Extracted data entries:
## begin

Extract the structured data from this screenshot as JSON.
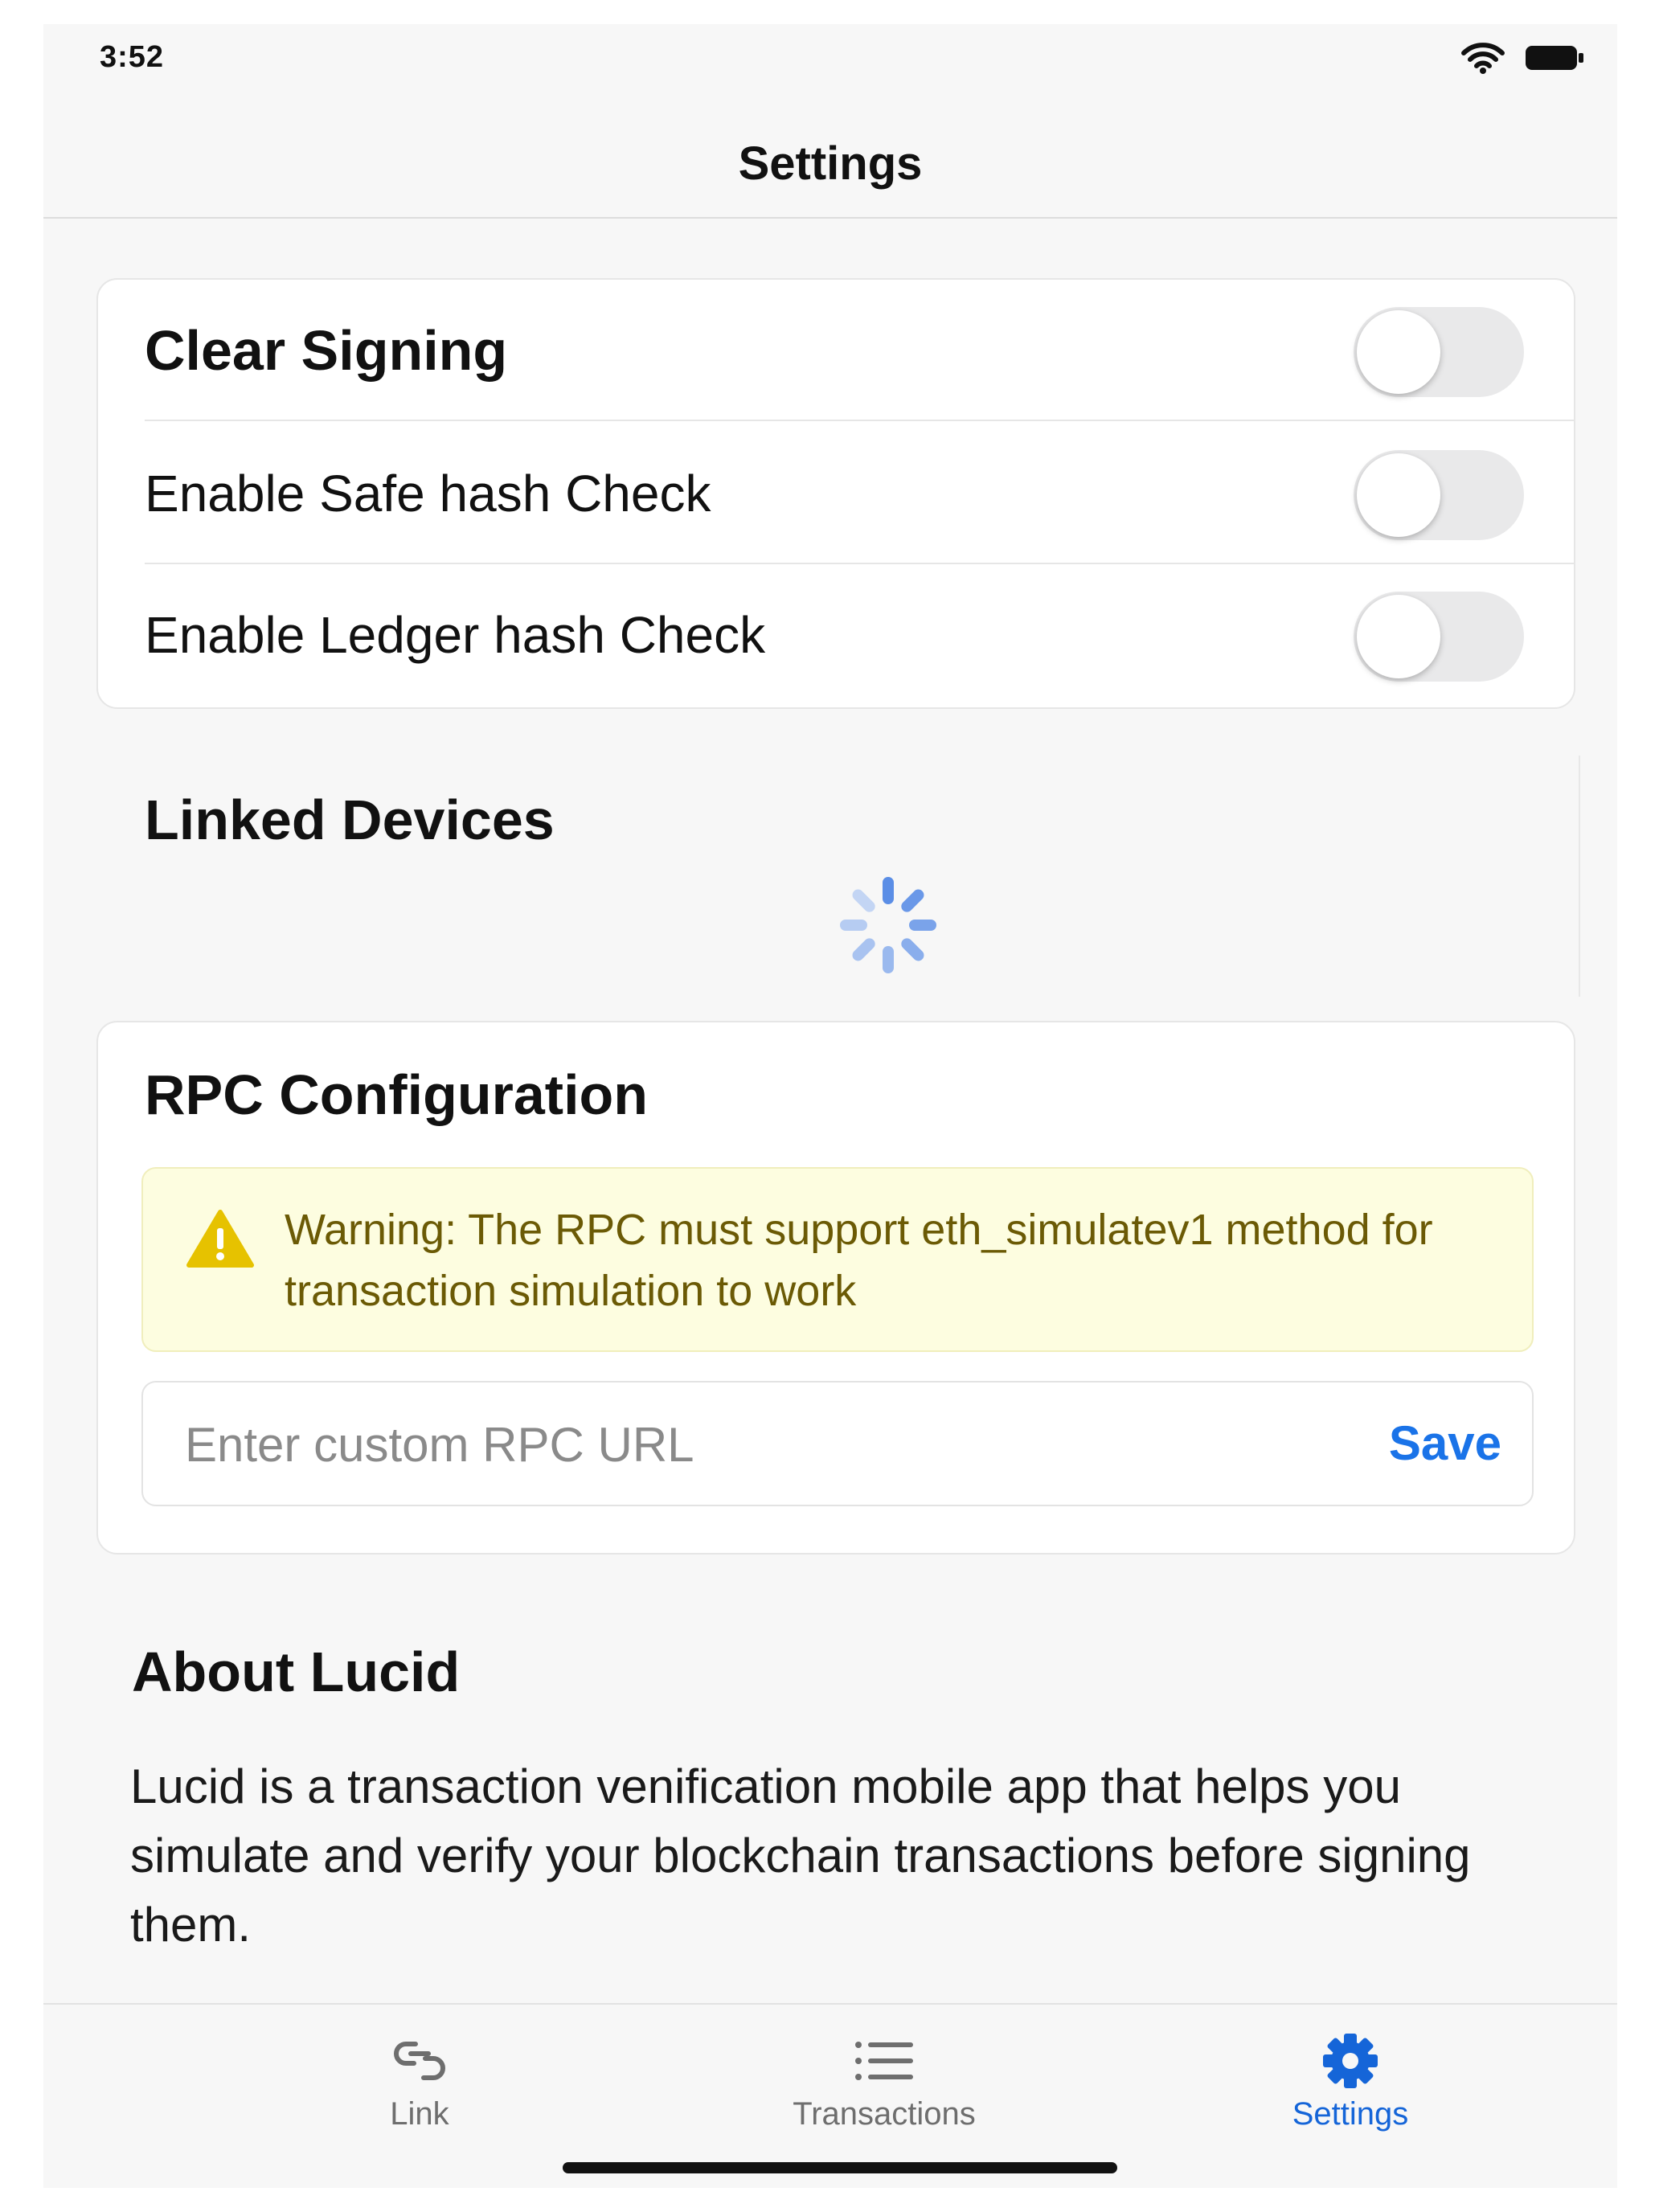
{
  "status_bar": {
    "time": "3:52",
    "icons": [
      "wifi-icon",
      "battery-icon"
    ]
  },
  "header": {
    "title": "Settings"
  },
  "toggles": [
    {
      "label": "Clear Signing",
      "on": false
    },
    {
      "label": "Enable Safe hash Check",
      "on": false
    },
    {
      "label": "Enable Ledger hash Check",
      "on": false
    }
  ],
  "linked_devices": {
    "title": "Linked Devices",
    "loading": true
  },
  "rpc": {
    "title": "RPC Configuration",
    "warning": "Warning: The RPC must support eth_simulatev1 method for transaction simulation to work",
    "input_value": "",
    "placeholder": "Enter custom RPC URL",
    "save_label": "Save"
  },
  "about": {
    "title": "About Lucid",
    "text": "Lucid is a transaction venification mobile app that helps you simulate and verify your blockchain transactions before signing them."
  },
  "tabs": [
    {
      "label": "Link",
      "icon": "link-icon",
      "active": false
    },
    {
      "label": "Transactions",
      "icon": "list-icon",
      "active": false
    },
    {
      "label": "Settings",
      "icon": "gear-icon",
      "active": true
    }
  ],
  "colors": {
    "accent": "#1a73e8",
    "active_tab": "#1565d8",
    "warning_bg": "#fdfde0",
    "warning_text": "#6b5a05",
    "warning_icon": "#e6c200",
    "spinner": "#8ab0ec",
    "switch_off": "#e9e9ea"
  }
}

## end

[Problem description]
Write out the whole listing again, exactly, with no pictures.

[Solution for this task]
Extract the structured data from this screenshot as JSON.
{
  "status_bar": {
    "time": "3:52",
    "icons": [
      "wifi-icon",
      "battery-icon"
    ]
  },
  "header": {
    "title": "Settings"
  },
  "toggles": [
    {
      "label": "Clear Signing",
      "on": false
    },
    {
      "label": "Enable Safe hash Check",
      "on": false
    },
    {
      "label": "Enable Ledger hash Check",
      "on": false
    }
  ],
  "linked_devices": {
    "title": "Linked Devices",
    "loading": true
  },
  "rpc": {
    "title": "RPC Configuration",
    "warning": "Warning: The RPC must support eth_simulatev1 method for transaction simulation to work",
    "input_value": "",
    "placeholder": "Enter custom RPC URL",
    "save_label": "Save"
  },
  "about": {
    "title": "About Lucid",
    "text": "Lucid is a transaction venification mobile app that helps you simulate and verify your blockchain transactions before signing them."
  },
  "tabs": [
    {
      "label": "Link",
      "icon": "link-icon",
      "active": false
    },
    {
      "label": "Transactions",
      "icon": "list-icon",
      "active": false
    },
    {
      "label": "Settings",
      "icon": "gear-icon",
      "active": true
    }
  ],
  "colors": {
    "accent": "#1a73e8",
    "active_tab": "#1565d8",
    "warning_bg": "#fdfde0",
    "warning_text": "#6b5a05",
    "warning_icon": "#e6c200",
    "spinner": "#8ab0ec",
    "switch_off": "#e9e9ea"
  }
}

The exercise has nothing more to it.